**Given task:** Give the count of lines that include the string "page". Add nothing to it.

-- Begin Stored records --

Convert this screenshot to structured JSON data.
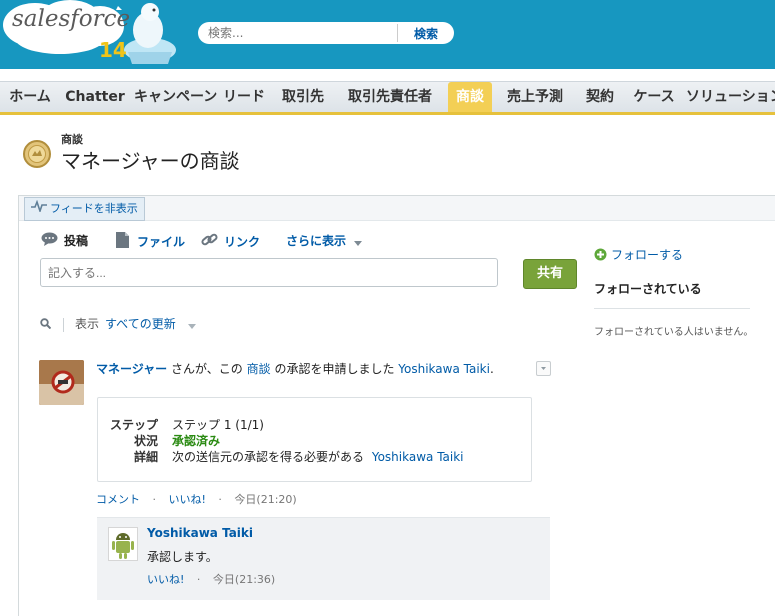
{
  "header": {
    "logo_word": "salesforce",
    "logo_version": "14",
    "search_placeholder": "検索...",
    "search_button": "検索"
  },
  "tabs": [
    {
      "label": "ホーム"
    },
    {
      "label": "Chatter"
    },
    {
      "label": "キャンペーン"
    },
    {
      "label": "リード"
    },
    {
      "label": "取引先"
    },
    {
      "label": "取引先責任者"
    },
    {
      "label": "商談",
      "active": true
    },
    {
      "label": "売上予測"
    },
    {
      "label": "契約"
    },
    {
      "label": "ケース"
    },
    {
      "label": "ソリューション"
    }
  ],
  "page": {
    "type_label": "商談",
    "title": "マネージャーの商談"
  },
  "feed": {
    "hide_feed": "フィードを非表示",
    "publisher": {
      "post": "投稿",
      "file": "ファイル",
      "link": "リンク",
      "more": "さらに表示",
      "input_placeholder": "記入する...",
      "share": "共有"
    },
    "filter": {
      "show_label": "表示",
      "value": "すべての更新"
    },
    "item": {
      "actor": "マネージャー",
      "text_1": "さんが、この",
      "object": "商談",
      "text_2": "の承認を申請しました",
      "target": "Yoshikawa Taiki",
      "period": ".",
      "approval": {
        "step_label": "ステップ",
        "step_value": "ステップ 1 (1/1)",
        "status_label": "状況",
        "status_value": "承認済み",
        "detail_label": "詳細",
        "detail_value": "次の送信元の承認を得る必要がある",
        "detail_link": "Yoshikawa Taiki"
      },
      "actions": {
        "comment": "コメント",
        "like": "いいね!",
        "time": "今日(21:20)"
      },
      "comment": {
        "author": "Yoshikawa Taiki",
        "text": "承認します。",
        "like": "いいね!",
        "time": "今日(21:36)"
      }
    }
  },
  "sidebar": {
    "follow": "フォローする",
    "followers_heading": "フォローされている",
    "followers_empty": "フォローされている人はいません。"
  },
  "colors": {
    "header": "#1797c0",
    "active_tab": "#f3cf55",
    "share": "#79a33a",
    "approved": "#2a8a12",
    "link": "#015ba7"
  }
}
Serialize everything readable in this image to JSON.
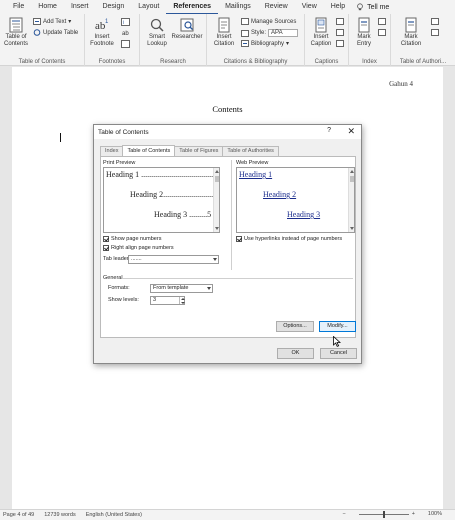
{
  "menu": {
    "tabs": [
      "File",
      "Home",
      "Insert",
      "Design",
      "Layout",
      "References",
      "Mailings",
      "Review",
      "View",
      "Help"
    ],
    "active": "References",
    "tell_me": "Tell me"
  },
  "ribbon": {
    "toc": {
      "label_1": "Table of",
      "label_2": "Contents",
      "add_text": "Add Text",
      "update_table": "Update Table",
      "group": "Table of Contents"
    },
    "footnotes": {
      "insert_1": "Insert",
      "insert_2": "Footnote",
      "group": "Footnotes"
    },
    "research": {
      "smart_1": "Smart",
      "smart_2": "Lookup",
      "researcher": "Researcher",
      "group": "Research"
    },
    "citations": {
      "insert_1": "Insert",
      "insert_2": "Citation",
      "manage": "Manage Sources",
      "style_label": "Style:",
      "style_value": "APA",
      "bibliography": "Bibliography",
      "group": "Citations & Bibliography"
    },
    "captions": {
      "insert_1": "Insert",
      "insert_2": "Caption",
      "group": "Captions"
    },
    "index": {
      "mark_1": "Mark",
      "mark_2": "Entry",
      "group": "Index"
    },
    "authorities": {
      "mark_1": "Mark",
      "mark_2": "Citation",
      "group": "Table of Authori..."
    }
  },
  "document": {
    "header": "Gahun 4",
    "heading": "Contents"
  },
  "dialog": {
    "title": "Table of Contents",
    "help": "?",
    "close": "✕",
    "tabs": [
      "Index",
      "Table of Contents",
      "Table of Figures",
      "Table of Authorities"
    ],
    "active_tab": "Table of Contents",
    "print_preview": {
      "label": "Print Preview",
      "lines": [
        {
          "text": "Heading 1 .....................................1"
        },
        {
          "text": "Heading 2.............................3"
        },
        {
          "text": "Heading 3 .........5"
        }
      ]
    },
    "web_preview": {
      "label": "Web Preview",
      "lines": [
        "Heading 1",
        "Heading 2",
        "Heading 3"
      ]
    },
    "show_page_numbers": "Show page numbers",
    "right_align": "Right align page numbers",
    "tab_leader_label": "Tab leader:",
    "tab_leader_value": ".......",
    "use_hyperlinks": "Use hyperlinks instead of page numbers",
    "general_label": "General",
    "formats_label": "Formats:",
    "formats_value": "From template",
    "show_levels_label": "Show levels:",
    "show_levels_value": "3",
    "options_button": "Options...",
    "modify_button": "Modify...",
    "ok_button": "OK",
    "cancel_button": "Cancel"
  },
  "status": {
    "page": "Page 4 of 49",
    "words": "12739 words",
    "language": "English (United States)",
    "zoom": "100%"
  }
}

-- End Stored records --

**Reply to the task:** 5